TASK GOAL —
Reproduce every one of the following entries word for word, omitting any pictures from your answer.

STORED RECORDS —
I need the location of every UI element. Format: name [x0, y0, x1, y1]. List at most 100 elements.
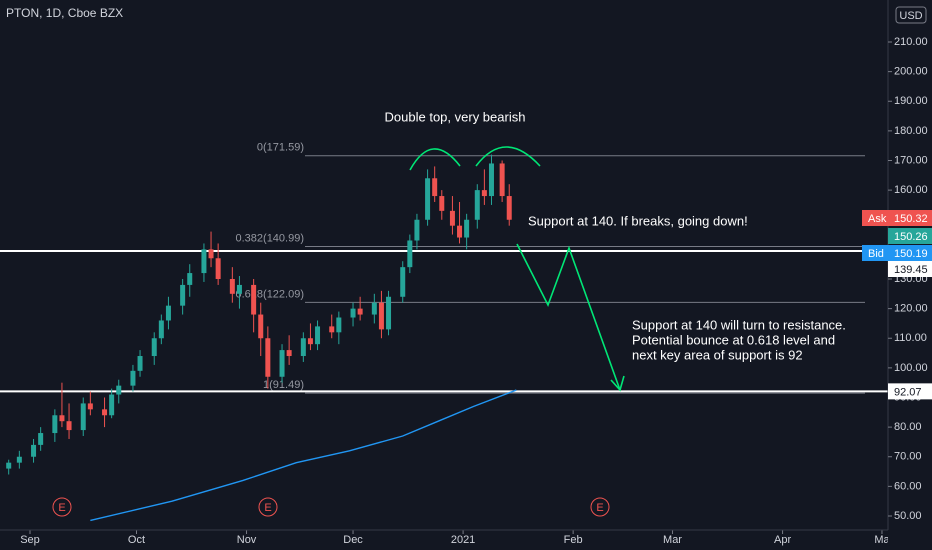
annotation: Double top, very bearish — [385, 109, 526, 124]
candle-body — [307, 338, 313, 345]
price-box — [888, 228, 932, 244]
candle-body — [425, 178, 431, 220]
currency-label: USD — [899, 10, 922, 22]
fib-label: 0.618(122.09) — [236, 288, 305, 300]
candle-body — [439, 196, 445, 211]
annotation: Support at 140. If breaks, going down! — [528, 213, 748, 228]
candle-body — [16, 456, 22, 463]
candle-body — [378, 302, 384, 330]
candle-body — [265, 338, 271, 377]
y-tick-label: 110.00 — [894, 332, 927, 344]
candle-body — [151, 338, 157, 357]
annotation: next key area of support is 92 — [632, 347, 803, 362]
candle-body — [109, 394, 115, 416]
candle-body — [31, 444, 37, 457]
candle-body — [400, 267, 406, 297]
candle-body — [279, 350, 285, 377]
earnings-marker[interactable] — [258, 497, 278, 517]
earnings-marker[interactable] — [590, 497, 610, 517]
candle-body — [286, 350, 292, 357]
y-tick-label: 100.00 — [894, 362, 928, 374]
fib-label: 0.382(140.99) — [236, 232, 305, 244]
candle-body — [499, 163, 505, 197]
candle-body — [201, 249, 207, 274]
price-box — [888, 210, 932, 226]
chart-title: PTON, 1D, Cboe BZX — [6, 6, 123, 20]
earnings-marker[interactable] — [52, 497, 72, 517]
path-arrow — [516, 243, 621, 391]
y-tick-label: 70.00 — [894, 451, 922, 463]
fib-label: 1(91.49) — [263, 379, 304, 391]
earnings-label: E — [264, 502, 271, 514]
x-tick-label: Dec — [343, 534, 363, 546]
candle-body — [336, 317, 342, 333]
candle-body — [229, 278, 235, 294]
y-tick-label: 120.00 — [894, 303, 928, 315]
quote-tag — [862, 245, 888, 261]
candle-body — [251, 284, 257, 315]
candle-body — [449, 210, 455, 226]
top-arc — [475, 146, 541, 167]
candle-body — [87, 403, 93, 410]
candle-body — [236, 284, 242, 294]
candle-body — [180, 284, 186, 306]
price-axis: 210.00 200.00 190.00 180.00 170.00 160.00 150.… — [887, 0, 932, 550]
y-tick-label: 50.00 — [894, 510, 922, 522]
candle-body — [187, 273, 193, 285]
annotation: Support at 140 will turn to resistance. — [632, 317, 846, 332]
x-tick-label: Sep — [20, 534, 40, 546]
candle-body — [357, 308, 363, 315]
candle-body — [457, 225, 463, 238]
price-box — [888, 245, 932, 261]
price-box-label: 92.07 — [894, 386, 922, 398]
candle-body — [102, 409, 108, 416]
quote-tag-label: Bid — [868, 248, 884, 260]
plot-area: Sep Oct Nov Dec 2021 Feb Mar Apr Ma 0(171.59) 0.38… — [0, 142, 890, 546]
price-box-label: 150.19 — [894, 248, 928, 260]
candle-body — [386, 296, 392, 330]
moving-average — [90, 389, 517, 522]
candle-body — [130, 370, 136, 386]
x-tick-label: Nov — [237, 534, 257, 546]
y-tick-label: 80.00 — [894, 421, 922, 433]
candle-body — [464, 219, 470, 238]
arrow-head — [610, 375, 625, 392]
candle-body — [474, 190, 480, 220]
x-tick-label: Oct — [128, 534, 145, 546]
candle-body — [158, 320, 164, 339]
x-tick-label: Ma — [874, 534, 890, 546]
y-tick-label: 160.00 — [894, 184, 928, 196]
candle-body — [6, 462, 12, 469]
quote-tag-label: Ask — [868, 213, 887, 225]
candle-body — [506, 196, 512, 220]
x-tick-label: 2021 — [451, 534, 475, 546]
price-box — [888, 383, 932, 400]
candle-body — [315, 326, 321, 345]
annotation: Potential bounce at 0.618 level and — [632, 332, 835, 347]
candle-body — [66, 421, 72, 431]
y-tick-label: 190.00 — [894, 95, 928, 107]
x-tick-label: Mar — [663, 534, 682, 546]
currency-button[interactable] — [895, 6, 927, 24]
candle-body — [371, 302, 377, 315]
candle-body — [407, 240, 413, 268]
y-tick-label: 210.00 — [894, 36, 928, 48]
earnings-markers: E E E — [52, 497, 610, 517]
x-tick-label: Apr — [774, 534, 791, 546]
candle-body — [215, 258, 221, 279]
candle-body — [165, 305, 171, 321]
price-box-label: 139.45 — [894, 264, 928, 276]
candle-body — [432, 178, 438, 197]
candle-body — [116, 385, 122, 395]
candle-body — [481, 190, 487, 197]
candle-body — [300, 338, 306, 357]
price-box — [888, 261, 932, 277]
candle-body — [414, 219, 420, 241]
x-tick-label: Feb — [564, 534, 583, 546]
earnings-label: E — [596, 502, 603, 514]
fib-label: 0(171.59) — [257, 142, 304, 154]
y-tick-label: 200.00 — [894, 66, 928, 78]
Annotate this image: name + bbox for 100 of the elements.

RESULT —
I need the location of every UI element. Format: name [x0, y0, x1, y1]. List at most 100 elements.
annotation: Double top, very bearish — [385, 109, 526, 124]
candle-body — [307, 338, 313, 345]
price-box — [888, 228, 932, 244]
candle-body — [425, 178, 431, 220]
currency-label: USD — [899, 10, 922, 22]
fib-label: 0.618(122.09) — [236, 288, 305, 300]
candle-body — [439, 196, 445, 211]
annotation: Support at 140. If breaks, going down! — [528, 213, 748, 228]
candle-body — [16, 456, 22, 463]
candle-body — [378, 302, 384, 330]
candle-body — [265, 338, 271, 377]
y-tick-label: 110.00 — [894, 332, 927, 344]
candle-body — [151, 338, 157, 357]
annotation: next key area of support is 92 — [632, 347, 803, 362]
candle-body — [109, 394, 115, 416]
candle-body — [31, 444, 37, 457]
candle-body — [400, 267, 406, 297]
candle-body — [279, 350, 285, 377]
earnings-marker[interactable] — [258, 497, 278, 517]
earnings-marker[interactable] — [590, 497, 610, 517]
candle-body — [286, 350, 292, 357]
y-tick-label: 100.00 — [894, 362, 928, 374]
fib-label: 0.382(140.99) — [236, 232, 305, 244]
candle-body — [499, 163, 505, 197]
candle-body — [201, 249, 207, 274]
price-box — [888, 210, 932, 226]
chart-title: PTON, 1D, Cboe BZX — [6, 6, 123, 20]
earnings-marker[interactable] — [52, 497, 72, 517]
path-arrow — [516, 243, 621, 391]
y-tick-label: 70.00 — [894, 451, 922, 463]
fib-label: 1(91.49) — [263, 379, 304, 391]
earnings-label: E — [264, 502, 271, 514]
x-tick-label: Dec — [343, 534, 363, 546]
candle-body — [336, 317, 342, 333]
candle-body — [229, 278, 235, 294]
y-tick-label: 120.00 — [894, 303, 928, 315]
quote-tag — [862, 245, 888, 261]
candle-body — [251, 284, 257, 315]
candle-body — [449, 210, 455, 226]
top-arc — [475, 146, 541, 167]
candle-body — [87, 403, 93, 410]
candle-body — [236, 284, 242, 294]
candle-body — [180, 284, 186, 306]
price-axis: 210.00 200.00 190.00 180.00 170.00 160.00 150.… — [887, 0, 932, 550]
y-tick-label: 50.00 — [894, 510, 922, 522]
candle-body — [187, 273, 193, 285]
annotation: Support at 140 will turn to resistance. — [632, 317, 846, 332]
x-tick-label: Sep — [20, 534, 40, 546]
candle-body — [357, 308, 363, 315]
candle-body — [457, 225, 463, 238]
price-box — [888, 245, 932, 261]
price-box-label: 92.07 — [894, 386, 922, 398]
candle-body — [102, 409, 108, 416]
quote-tag-label: Bid — [868, 248, 884, 260]
plot-area: Sep Oct Nov Dec 2021 Feb Mar Apr Ma 0(171.59) 0.38… — [0, 142, 890, 546]
price-box-label: 150.19 — [894, 248, 928, 260]
candle-body — [386, 296, 392, 330]
moving-average — [90, 389, 517, 522]
candle-body — [130, 370, 136, 386]
x-tick-label: Nov — [237, 534, 257, 546]
y-tick-label: 80.00 — [894, 421, 922, 433]
candle-body — [464, 219, 470, 238]
arrow-head — [610, 375, 625, 392]
candle-body — [474, 190, 480, 220]
x-tick-label: Oct — [128, 534, 145, 546]
candle-body — [158, 320, 164, 339]
x-tick-label: Ma — [874, 534, 890, 546]
y-tick-label: 160.00 — [894, 184, 928, 196]
candle-body — [6, 462, 12, 469]
quote-tag-label: Ask — [868, 213, 887, 225]
candle-body — [506, 196, 512, 220]
x-tick-label: 2021 — [451, 534, 475, 546]
price-box — [888, 383, 932, 400]
candle-body — [315, 326, 321, 345]
annotation: Potential bounce at 0.618 level and — [632, 332, 835, 347]
candle-body — [66, 421, 72, 431]
y-tick-label: 190.00 — [894, 95, 928, 107]
x-tick-label: Mar — [663, 534, 682, 546]
currency-button[interactable] — [895, 6, 927, 24]
candle-body — [371, 302, 377, 315]
candle-body — [407, 240, 413, 268]
y-tick-label: 210.00 — [894, 36, 928, 48]
earnings-markers: E E E — [52, 497, 610, 517]
x-tick-label: Apr — [774, 534, 791, 546]
candle-body — [215, 258, 221, 279]
candle-body — [165, 305, 171, 321]
price-box-label: 139.45 — [894, 264, 928, 276]
candle-body — [432, 178, 438, 197]
candle-body — [116, 385, 122, 395]
candle-body — [481, 190, 487, 197]
candle-body — [300, 338, 306, 357]
price-box — [888, 261, 932, 277]
candle-body — [414, 219, 420, 241]
x-tick-label: Feb — [564, 534, 583, 546]
earnings-label: E — [596, 502, 603, 514]
fib-label: 0(171.59) — [257, 142, 304, 154]
y-tick-label: 200.00 — [894, 66, 928, 78]
Annotate this image: name + bbox for 100 of the elements.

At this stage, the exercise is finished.